Stored data:

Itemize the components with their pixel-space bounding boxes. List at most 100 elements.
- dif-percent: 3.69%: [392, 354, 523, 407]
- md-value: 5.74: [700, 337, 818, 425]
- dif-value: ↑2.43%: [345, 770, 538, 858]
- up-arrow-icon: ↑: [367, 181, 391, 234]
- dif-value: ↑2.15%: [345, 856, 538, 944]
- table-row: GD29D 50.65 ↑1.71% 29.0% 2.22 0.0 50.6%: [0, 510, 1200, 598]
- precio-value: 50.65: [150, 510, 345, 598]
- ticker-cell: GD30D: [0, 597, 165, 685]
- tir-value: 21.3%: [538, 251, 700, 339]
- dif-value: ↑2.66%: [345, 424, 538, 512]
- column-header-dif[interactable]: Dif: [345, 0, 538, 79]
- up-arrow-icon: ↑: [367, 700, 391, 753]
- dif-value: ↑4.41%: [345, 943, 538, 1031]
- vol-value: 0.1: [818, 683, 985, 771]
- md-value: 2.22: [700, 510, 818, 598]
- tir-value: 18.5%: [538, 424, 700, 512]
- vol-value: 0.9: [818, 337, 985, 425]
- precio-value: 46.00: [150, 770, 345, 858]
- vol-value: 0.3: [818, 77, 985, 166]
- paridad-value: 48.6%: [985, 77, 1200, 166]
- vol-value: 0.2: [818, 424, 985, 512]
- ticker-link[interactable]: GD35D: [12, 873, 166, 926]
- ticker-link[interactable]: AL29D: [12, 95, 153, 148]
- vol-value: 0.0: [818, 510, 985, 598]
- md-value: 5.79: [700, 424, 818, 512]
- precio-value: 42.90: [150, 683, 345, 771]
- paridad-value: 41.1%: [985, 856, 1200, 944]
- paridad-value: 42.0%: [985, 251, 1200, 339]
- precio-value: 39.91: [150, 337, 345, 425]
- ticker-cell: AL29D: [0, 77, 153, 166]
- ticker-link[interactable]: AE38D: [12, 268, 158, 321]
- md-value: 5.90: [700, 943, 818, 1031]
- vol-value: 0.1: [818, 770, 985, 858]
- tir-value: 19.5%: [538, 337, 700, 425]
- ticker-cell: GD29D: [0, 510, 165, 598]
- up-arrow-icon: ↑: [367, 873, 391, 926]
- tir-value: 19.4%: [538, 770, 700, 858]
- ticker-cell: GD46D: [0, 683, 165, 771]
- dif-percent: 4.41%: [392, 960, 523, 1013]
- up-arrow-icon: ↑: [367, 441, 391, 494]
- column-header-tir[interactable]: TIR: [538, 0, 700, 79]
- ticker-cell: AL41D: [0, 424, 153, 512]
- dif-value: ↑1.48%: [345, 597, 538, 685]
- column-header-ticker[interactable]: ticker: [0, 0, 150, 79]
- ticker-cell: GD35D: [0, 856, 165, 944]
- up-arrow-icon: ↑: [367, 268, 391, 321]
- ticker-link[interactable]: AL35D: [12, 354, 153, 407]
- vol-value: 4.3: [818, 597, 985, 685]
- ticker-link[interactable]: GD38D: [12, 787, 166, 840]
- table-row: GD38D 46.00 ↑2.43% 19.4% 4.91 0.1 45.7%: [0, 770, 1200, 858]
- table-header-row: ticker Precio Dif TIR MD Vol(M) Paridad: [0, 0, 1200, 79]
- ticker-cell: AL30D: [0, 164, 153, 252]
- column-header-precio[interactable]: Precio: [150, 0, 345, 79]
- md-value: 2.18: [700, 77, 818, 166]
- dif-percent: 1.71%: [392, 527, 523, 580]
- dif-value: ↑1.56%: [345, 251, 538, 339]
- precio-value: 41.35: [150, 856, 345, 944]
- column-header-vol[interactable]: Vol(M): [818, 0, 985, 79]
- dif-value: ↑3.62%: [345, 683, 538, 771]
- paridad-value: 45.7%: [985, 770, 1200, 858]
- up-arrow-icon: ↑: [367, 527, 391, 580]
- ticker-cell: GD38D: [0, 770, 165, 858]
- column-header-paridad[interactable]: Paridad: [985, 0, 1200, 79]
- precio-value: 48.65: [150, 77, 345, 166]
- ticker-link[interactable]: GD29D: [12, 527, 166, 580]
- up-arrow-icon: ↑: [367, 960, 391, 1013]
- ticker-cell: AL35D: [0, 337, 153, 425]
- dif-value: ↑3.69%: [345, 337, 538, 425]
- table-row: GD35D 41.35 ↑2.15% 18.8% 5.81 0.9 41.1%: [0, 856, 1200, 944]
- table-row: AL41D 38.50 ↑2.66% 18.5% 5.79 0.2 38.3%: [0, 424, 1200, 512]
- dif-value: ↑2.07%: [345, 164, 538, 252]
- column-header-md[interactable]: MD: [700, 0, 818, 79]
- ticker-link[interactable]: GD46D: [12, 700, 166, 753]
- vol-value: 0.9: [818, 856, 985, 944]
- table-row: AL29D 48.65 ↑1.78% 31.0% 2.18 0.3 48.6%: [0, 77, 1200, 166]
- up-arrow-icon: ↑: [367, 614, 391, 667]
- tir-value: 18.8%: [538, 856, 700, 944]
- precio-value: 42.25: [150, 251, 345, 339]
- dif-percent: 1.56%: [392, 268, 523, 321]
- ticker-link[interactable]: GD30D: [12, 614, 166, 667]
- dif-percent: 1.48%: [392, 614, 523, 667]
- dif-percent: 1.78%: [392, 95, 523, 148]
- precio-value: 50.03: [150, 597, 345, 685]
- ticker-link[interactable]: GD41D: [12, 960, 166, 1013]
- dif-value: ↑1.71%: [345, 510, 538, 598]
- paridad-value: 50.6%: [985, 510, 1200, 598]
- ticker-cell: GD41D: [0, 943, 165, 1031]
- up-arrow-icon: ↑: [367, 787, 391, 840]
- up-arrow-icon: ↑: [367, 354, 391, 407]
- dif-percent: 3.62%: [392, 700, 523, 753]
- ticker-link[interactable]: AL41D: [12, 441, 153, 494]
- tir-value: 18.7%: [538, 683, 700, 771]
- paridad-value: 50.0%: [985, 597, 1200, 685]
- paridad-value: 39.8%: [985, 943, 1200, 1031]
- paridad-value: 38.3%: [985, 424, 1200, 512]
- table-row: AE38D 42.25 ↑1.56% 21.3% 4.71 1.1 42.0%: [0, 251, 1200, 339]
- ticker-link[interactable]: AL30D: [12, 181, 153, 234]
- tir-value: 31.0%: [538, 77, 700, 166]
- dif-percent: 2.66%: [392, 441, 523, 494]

* **WHAT TO DO**
Reproduce every one of the entries above, line for line, with nothing changed.

* **THE ANSWER**
Itemize the components with their pixel-space bounding boxes. List at most 100 elements.
- dif-percent: 3.69%: [392, 354, 523, 407]
- md-value: 5.74: [700, 337, 818, 425]
- dif-value: ↑2.43%: [345, 770, 538, 858]
- up-arrow-icon: ↑: [367, 181, 391, 234]
- dif-value: ↑2.15%: [345, 856, 538, 944]
- table-row: GD29D 50.65 ↑1.71% 29.0% 2.22 0.0 50.6%: [0, 510, 1200, 598]
- precio-value: 50.65: [150, 510, 345, 598]
- ticker-cell: GD30D: [0, 597, 165, 685]
- tir-value: 21.3%: [538, 251, 700, 339]
- dif-value: ↑2.66%: [345, 424, 538, 512]
- column-header-dif[interactable]: Dif: [345, 0, 538, 79]
- up-arrow-icon: ↑: [367, 700, 391, 753]
- dif-value: ↑4.41%: [345, 943, 538, 1031]
- vol-value: 0.1: [818, 683, 985, 771]
- md-value: 2.22: [700, 510, 818, 598]
- tir-value: 18.5%: [538, 424, 700, 512]
- vol-value: 0.9: [818, 337, 985, 425]
- precio-value: 46.00: [150, 770, 345, 858]
- vol-value: 0.3: [818, 77, 985, 166]
- paridad-value: 48.6%: [985, 77, 1200, 166]
- vol-value: 0.2: [818, 424, 985, 512]
- ticker-link[interactable]: GD35D: [12, 873, 166, 926]
- ticker-link[interactable]: AL29D: [12, 95, 153, 148]
- vol-value: 0.0: [818, 510, 985, 598]
- md-value: 5.79: [700, 424, 818, 512]
- precio-value: 42.90: [150, 683, 345, 771]
- paridad-value: 41.1%: [985, 856, 1200, 944]
- paridad-value: 42.0%: [985, 251, 1200, 339]
- precio-value: 39.91: [150, 337, 345, 425]
- ticker-cell: AL29D: [0, 77, 153, 166]
- ticker-link[interactable]: AE38D: [12, 268, 158, 321]
- md-value: 5.90: [700, 943, 818, 1031]
- vol-value: 0.1: [818, 770, 985, 858]
- tir-value: 19.5%: [538, 337, 700, 425]
- ticker-cell: GD29D: [0, 510, 165, 598]
- up-arrow-icon: ↑: [367, 873, 391, 926]
- tir-value: 19.4%: [538, 770, 700, 858]
- ticker-cell: GD46D: [0, 683, 165, 771]
- dif-percent: 4.41%: [392, 960, 523, 1013]
- up-arrow-icon: ↑: [367, 441, 391, 494]
- column-header-tir[interactable]: TIR: [538, 0, 700, 79]
- ticker-cell: AL41D: [0, 424, 153, 512]
- dif-value: ↑1.48%: [345, 597, 538, 685]
- column-header-ticker[interactable]: ticker: [0, 0, 150, 79]
- ticker-cell: GD35D: [0, 856, 165, 944]
- up-arrow-icon: ↑: [367, 268, 391, 321]
- ticker-link[interactable]: AL35D: [12, 354, 153, 407]
- vol-value: 4.3: [818, 597, 985, 685]
- ticker-link[interactable]: GD38D: [12, 787, 166, 840]
- table-row: GD38D 46.00 ↑2.43% 19.4% 4.91 0.1 45.7%: [0, 770, 1200, 858]
- table-header-row: ticker Precio Dif TIR MD Vol(M) Paridad: [0, 0, 1200, 79]
- ticker-cell: AL30D: [0, 164, 153, 252]
- column-header-precio[interactable]: Precio: [150, 0, 345, 79]
- md-value: 2.18: [700, 77, 818, 166]
- dif-percent: 1.71%: [392, 527, 523, 580]
- dif-value: ↑1.56%: [345, 251, 538, 339]
- precio-value: 41.35: [150, 856, 345, 944]
- column-header-vol[interactable]: Vol(M): [818, 0, 985, 79]
- dif-value: ↑3.62%: [345, 683, 538, 771]
- paridad-value: 45.7%: [985, 770, 1200, 858]
- up-arrow-icon: ↑: [367, 527, 391, 580]
- ticker-cell: GD38D: [0, 770, 165, 858]
- column-header-paridad[interactable]: Paridad: [985, 0, 1200, 79]
- precio-value: 48.65: [150, 77, 345, 166]
- ticker-link[interactable]: GD29D: [12, 527, 166, 580]
- up-arrow-icon: ↑: [367, 960, 391, 1013]
- ticker-cell: AL35D: [0, 337, 153, 425]
- dif-value: ↑3.69%: [345, 337, 538, 425]
- table-row: GD35D 41.35 ↑2.15% 18.8% 5.81 0.9 41.1%: [0, 856, 1200, 944]
- table-row: AL41D 38.50 ↑2.66% 18.5% 5.79 0.2 38.3%: [0, 424, 1200, 512]
- dif-value: ↑2.07%: [345, 164, 538, 252]
- column-header-md[interactable]: MD: [700, 0, 818, 79]
- ticker-link[interactable]: GD46D: [12, 700, 166, 753]
- vol-value: 0.9: [818, 856, 985, 944]
- table-row: AL29D 48.65 ↑1.78% 31.0% 2.18 0.3 48.6%: [0, 77, 1200, 166]
- up-arrow-icon: ↑: [367, 614, 391, 667]
- tir-value: 18.8%: [538, 856, 700, 944]
- precio-value: 42.25: [150, 251, 345, 339]
- dif-percent: 1.56%: [392, 268, 523, 321]
- ticker-link[interactable]: GD30D: [12, 614, 166, 667]
- dif-percent: 1.48%: [392, 614, 523, 667]
- dif-percent: 1.78%: [392, 95, 523, 148]
- precio-value: 50.03: [150, 597, 345, 685]
- ticker-link[interactable]: GD41D: [12, 960, 166, 1013]
- dif-value: ↑1.71%: [345, 510, 538, 598]
- paridad-value: 50.6%: [985, 510, 1200, 598]
- ticker-cell: GD41D: [0, 943, 165, 1031]
- up-arrow-icon: ↑: [367, 787, 391, 840]
- up-arrow-icon: ↑: [367, 354, 391, 407]
- dif-percent: 3.62%: [392, 700, 523, 753]
- ticker-link[interactable]: AL41D: [12, 441, 153, 494]
- tir-value: 18.7%: [538, 683, 700, 771]
- paridad-value: 50.0%: [985, 597, 1200, 685]
- paridad-value: 39.8%: [985, 943, 1200, 1031]
- paridad-value: 38.3%: [985, 424, 1200, 512]
- table-row: AE38D 42.25 ↑1.56% 21.3% 4.71 1.1 42.0%: [0, 251, 1200, 339]
- ticker-link[interactable]: AL30D: [12, 181, 153, 234]
- tir-value: 31.0%: [538, 77, 700, 166]
- dif-percent: 2.66%: [392, 441, 523, 494]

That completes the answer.